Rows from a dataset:
-- -- --

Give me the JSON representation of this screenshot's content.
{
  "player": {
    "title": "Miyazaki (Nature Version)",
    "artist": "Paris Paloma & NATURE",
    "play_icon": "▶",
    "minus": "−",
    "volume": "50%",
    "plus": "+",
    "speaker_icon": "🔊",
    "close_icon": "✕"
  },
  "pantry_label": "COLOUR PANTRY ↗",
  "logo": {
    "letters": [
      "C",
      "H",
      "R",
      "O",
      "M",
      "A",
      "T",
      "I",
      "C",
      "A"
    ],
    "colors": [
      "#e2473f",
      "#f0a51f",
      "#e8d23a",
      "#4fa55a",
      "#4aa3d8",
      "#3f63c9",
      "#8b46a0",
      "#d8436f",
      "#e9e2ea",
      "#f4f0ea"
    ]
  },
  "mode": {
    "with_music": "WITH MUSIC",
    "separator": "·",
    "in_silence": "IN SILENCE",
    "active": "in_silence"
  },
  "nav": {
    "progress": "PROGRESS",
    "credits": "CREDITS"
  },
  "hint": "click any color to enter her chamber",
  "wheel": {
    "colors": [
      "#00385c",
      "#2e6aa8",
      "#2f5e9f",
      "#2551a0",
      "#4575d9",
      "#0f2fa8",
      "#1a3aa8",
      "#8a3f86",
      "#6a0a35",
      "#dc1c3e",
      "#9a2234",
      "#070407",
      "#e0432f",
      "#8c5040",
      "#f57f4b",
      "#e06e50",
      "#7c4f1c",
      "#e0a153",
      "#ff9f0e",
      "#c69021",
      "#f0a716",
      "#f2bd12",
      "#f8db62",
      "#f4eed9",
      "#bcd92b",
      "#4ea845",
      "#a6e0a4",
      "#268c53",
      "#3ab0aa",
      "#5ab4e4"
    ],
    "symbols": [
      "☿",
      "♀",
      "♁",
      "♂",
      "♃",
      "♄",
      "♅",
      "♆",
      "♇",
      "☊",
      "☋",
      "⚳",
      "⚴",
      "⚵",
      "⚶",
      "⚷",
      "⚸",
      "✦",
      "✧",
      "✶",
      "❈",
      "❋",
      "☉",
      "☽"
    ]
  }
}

-- -- --

- **Goal of the exercise**
All of the entries should be written out again exactly.

- **Written response**
Give me the JSON representation of this screenshot's content.
{
  "player": {
    "title": "Miyazaki (Nature Version)",
    "artist": "Paris Paloma & NATURE",
    "play_icon": "▶",
    "minus": "−",
    "volume": "50%",
    "plus": "+",
    "speaker_icon": "🔊",
    "close_icon": "✕"
  },
  "pantry_label": "COLOUR PANTRY ↗",
  "logo": {
    "letters": [
      "C",
      "H",
      "R",
      "O",
      "M",
      "A",
      "T",
      "I",
      "C",
      "A"
    ],
    "colors": [
      "#e2473f",
      "#f0a51f",
      "#e8d23a",
      "#4fa55a",
      "#4aa3d8",
      "#3f63c9",
      "#8b46a0",
      "#d8436f",
      "#e9e2ea",
      "#f4f0ea"
    ]
  },
  "mode": {
    "with_music": "WITH MUSIC",
    "separator": "·",
    "in_silence": "IN SILENCE",
    "active": "in_silence"
  },
  "nav": {
    "progress": "PROGRESS",
    "credits": "CREDITS"
  },
  "hint": "click any color to enter her chamber",
  "wheel": {
    "colors": [
      "#00385c",
      "#2e6aa8",
      "#2f5e9f",
      "#2551a0",
      "#4575d9",
      "#0f2fa8",
      "#1a3aa8",
      "#8a3f86",
      "#6a0a35",
      "#dc1c3e",
      "#9a2234",
      "#070407",
      "#e0432f",
      "#8c5040",
      "#f57f4b",
      "#e06e50",
      "#7c4f1c",
      "#e0a153",
      "#ff9f0e",
      "#c69021",
      "#f0a716",
      "#f2bd12",
      "#f8db62",
      "#f4eed9",
      "#bcd92b",
      "#4ea845",
      "#a6e0a4",
      "#268c53",
      "#3ab0aa",
      "#5ab4e4"
    ],
    "symbols": [
      "☿",
      "♀",
      "♁",
      "♂",
      "♃",
      "♄",
      "♅",
      "♆",
      "♇",
      "☊",
      "☋",
      "⚳",
      "⚴",
      "⚵",
      "⚶",
      "⚷",
      "⚸",
      "✦",
      "✧",
      "✶",
      "❈",
      "❋",
      "☉",
      "☽"
    ]
  }
}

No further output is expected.